- **Objective**
List every line in this data where the string "زبیر" occurs.

[start]

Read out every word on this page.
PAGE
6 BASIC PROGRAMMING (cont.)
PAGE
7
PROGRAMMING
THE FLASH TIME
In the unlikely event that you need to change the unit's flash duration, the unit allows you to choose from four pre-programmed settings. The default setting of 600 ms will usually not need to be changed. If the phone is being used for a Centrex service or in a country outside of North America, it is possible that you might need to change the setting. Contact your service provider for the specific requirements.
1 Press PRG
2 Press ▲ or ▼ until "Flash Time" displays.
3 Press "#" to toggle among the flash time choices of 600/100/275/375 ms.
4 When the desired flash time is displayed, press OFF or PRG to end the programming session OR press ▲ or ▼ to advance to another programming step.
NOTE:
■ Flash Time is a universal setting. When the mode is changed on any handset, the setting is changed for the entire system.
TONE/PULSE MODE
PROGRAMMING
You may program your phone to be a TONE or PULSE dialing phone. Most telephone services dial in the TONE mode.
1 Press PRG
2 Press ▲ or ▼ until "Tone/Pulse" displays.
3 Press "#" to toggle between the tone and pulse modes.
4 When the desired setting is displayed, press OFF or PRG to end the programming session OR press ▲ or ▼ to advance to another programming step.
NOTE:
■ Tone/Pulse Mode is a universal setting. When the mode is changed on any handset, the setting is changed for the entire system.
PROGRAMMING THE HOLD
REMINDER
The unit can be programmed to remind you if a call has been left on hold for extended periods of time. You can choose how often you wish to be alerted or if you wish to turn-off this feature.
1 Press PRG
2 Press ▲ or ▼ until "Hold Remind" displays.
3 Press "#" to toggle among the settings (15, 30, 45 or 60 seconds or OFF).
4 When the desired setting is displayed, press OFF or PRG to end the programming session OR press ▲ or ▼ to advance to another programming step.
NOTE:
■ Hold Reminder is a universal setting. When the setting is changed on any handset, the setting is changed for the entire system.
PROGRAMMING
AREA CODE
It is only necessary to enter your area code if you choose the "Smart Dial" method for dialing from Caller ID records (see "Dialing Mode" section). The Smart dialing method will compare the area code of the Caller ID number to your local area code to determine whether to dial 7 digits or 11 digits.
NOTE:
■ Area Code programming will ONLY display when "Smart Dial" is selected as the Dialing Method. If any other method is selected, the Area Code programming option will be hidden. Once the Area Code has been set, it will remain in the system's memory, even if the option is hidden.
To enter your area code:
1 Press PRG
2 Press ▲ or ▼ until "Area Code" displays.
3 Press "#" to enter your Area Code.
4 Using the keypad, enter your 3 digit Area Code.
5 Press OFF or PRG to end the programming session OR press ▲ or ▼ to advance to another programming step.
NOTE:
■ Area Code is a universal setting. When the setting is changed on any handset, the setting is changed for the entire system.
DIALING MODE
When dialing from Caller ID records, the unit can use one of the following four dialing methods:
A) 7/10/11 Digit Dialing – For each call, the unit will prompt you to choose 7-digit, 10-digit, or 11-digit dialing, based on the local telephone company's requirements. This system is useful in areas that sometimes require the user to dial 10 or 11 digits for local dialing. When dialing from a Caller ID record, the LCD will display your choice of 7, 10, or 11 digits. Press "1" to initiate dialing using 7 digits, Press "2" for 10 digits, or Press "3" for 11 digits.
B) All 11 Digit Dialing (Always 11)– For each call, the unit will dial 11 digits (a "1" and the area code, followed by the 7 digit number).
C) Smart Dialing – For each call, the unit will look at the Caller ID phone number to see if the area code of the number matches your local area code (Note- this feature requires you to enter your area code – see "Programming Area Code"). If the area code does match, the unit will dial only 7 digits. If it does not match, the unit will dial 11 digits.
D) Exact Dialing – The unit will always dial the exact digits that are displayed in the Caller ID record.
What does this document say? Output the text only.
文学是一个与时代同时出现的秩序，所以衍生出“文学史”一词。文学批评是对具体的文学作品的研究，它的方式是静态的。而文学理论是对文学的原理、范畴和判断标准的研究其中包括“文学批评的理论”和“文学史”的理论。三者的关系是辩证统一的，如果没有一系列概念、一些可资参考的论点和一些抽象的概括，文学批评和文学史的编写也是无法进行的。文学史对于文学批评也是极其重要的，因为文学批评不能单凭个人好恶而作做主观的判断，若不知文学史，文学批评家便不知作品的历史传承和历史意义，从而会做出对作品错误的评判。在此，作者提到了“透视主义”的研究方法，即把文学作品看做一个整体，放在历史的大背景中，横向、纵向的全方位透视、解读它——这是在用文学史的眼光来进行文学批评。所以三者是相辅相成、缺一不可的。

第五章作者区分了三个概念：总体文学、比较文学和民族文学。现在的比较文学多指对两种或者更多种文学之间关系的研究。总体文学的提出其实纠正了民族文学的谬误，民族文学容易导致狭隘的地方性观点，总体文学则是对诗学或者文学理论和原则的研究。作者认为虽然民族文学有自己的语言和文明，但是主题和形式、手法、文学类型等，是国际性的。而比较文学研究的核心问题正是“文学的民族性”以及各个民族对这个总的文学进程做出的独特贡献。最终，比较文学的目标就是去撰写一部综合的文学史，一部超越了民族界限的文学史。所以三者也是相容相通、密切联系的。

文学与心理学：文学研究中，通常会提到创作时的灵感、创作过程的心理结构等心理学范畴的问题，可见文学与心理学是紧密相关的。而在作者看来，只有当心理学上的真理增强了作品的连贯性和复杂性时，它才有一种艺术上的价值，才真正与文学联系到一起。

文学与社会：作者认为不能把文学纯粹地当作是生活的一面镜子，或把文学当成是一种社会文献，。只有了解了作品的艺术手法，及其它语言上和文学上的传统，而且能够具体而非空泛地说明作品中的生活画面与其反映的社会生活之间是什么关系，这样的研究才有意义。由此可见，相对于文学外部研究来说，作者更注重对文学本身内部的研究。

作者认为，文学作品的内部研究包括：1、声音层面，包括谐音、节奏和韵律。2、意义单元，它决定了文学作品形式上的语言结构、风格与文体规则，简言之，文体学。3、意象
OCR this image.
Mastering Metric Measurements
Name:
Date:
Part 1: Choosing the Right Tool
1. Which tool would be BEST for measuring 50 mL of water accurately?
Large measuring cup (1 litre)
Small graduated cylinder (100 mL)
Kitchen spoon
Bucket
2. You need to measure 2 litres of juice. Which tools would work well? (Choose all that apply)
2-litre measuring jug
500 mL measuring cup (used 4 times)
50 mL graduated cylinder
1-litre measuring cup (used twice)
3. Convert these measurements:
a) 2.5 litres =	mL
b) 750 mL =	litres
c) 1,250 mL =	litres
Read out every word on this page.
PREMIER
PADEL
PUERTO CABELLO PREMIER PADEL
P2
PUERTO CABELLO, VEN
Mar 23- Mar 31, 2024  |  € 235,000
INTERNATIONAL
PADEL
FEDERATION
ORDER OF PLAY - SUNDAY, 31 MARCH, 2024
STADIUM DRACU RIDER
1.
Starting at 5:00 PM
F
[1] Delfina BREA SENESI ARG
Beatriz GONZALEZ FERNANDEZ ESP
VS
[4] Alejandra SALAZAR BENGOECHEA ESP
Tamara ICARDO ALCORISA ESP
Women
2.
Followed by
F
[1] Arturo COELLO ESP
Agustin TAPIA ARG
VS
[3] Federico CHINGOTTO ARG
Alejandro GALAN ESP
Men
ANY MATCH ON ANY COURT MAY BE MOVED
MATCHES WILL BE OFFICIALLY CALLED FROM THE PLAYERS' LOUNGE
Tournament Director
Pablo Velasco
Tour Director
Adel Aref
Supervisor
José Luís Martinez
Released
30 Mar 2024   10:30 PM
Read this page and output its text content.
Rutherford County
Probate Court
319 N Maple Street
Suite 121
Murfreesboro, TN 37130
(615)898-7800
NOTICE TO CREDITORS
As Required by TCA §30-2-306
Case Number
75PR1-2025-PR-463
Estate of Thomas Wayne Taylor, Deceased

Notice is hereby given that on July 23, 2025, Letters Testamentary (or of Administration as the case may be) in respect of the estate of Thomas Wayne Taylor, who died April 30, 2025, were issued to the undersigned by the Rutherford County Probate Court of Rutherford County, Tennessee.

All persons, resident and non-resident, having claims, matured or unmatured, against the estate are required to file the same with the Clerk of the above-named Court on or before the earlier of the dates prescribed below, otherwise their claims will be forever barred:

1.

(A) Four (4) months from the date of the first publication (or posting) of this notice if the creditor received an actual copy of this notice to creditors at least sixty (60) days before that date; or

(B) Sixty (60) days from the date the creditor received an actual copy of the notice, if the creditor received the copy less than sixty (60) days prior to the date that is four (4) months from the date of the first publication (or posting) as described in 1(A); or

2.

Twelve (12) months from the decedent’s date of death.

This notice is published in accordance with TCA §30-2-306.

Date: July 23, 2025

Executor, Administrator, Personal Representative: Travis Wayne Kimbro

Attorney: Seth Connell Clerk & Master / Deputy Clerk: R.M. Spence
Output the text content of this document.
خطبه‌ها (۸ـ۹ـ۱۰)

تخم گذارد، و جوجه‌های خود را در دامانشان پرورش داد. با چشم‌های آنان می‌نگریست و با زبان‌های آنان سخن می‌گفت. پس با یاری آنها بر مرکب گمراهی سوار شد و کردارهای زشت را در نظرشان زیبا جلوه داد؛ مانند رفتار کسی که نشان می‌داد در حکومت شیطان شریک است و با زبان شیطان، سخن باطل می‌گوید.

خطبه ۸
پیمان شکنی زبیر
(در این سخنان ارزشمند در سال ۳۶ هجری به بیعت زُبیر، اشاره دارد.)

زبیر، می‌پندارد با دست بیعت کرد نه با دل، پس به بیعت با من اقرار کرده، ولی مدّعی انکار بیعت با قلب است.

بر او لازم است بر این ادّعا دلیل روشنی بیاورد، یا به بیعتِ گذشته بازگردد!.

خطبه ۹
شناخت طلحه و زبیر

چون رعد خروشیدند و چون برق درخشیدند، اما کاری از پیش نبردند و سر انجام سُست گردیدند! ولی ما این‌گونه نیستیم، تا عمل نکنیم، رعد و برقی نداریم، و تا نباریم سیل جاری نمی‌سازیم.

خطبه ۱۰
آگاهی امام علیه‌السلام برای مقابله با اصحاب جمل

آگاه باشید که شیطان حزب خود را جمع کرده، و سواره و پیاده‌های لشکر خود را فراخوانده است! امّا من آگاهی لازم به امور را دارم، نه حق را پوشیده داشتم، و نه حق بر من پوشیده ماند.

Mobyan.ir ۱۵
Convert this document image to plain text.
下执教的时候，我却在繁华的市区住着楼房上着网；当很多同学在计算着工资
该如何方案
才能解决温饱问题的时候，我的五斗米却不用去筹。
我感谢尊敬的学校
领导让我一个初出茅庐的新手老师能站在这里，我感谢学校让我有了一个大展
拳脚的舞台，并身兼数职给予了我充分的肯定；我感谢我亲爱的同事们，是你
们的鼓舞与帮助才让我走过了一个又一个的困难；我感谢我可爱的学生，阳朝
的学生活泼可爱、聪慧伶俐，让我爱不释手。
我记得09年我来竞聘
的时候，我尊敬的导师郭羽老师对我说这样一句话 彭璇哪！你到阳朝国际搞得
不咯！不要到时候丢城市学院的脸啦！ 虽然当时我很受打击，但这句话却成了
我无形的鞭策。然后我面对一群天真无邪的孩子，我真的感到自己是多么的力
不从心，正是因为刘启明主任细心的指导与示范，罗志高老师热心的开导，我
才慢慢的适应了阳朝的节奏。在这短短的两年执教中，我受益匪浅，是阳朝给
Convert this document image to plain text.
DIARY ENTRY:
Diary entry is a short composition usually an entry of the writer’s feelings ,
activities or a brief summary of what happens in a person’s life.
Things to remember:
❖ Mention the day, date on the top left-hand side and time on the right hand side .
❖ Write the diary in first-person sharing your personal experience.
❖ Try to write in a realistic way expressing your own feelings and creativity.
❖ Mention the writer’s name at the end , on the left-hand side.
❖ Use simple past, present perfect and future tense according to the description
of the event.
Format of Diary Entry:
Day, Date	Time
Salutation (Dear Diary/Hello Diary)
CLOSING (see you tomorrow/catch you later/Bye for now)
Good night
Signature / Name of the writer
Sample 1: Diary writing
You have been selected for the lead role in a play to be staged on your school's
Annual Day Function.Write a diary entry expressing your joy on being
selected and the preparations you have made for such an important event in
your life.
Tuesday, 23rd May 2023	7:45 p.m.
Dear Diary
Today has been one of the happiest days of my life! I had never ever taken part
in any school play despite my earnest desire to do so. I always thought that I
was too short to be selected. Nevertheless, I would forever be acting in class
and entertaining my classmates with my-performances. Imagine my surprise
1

[end]

- **Solution for this task**
پیمان شکنی زبیر
زبیر، می‌پندارد با دست بیعت کرد نه با دل، پس به بیعت با من اقرار کرده، ولی مدّعی انکار بیعت با قلب است.
شناخت طلحه و زبیر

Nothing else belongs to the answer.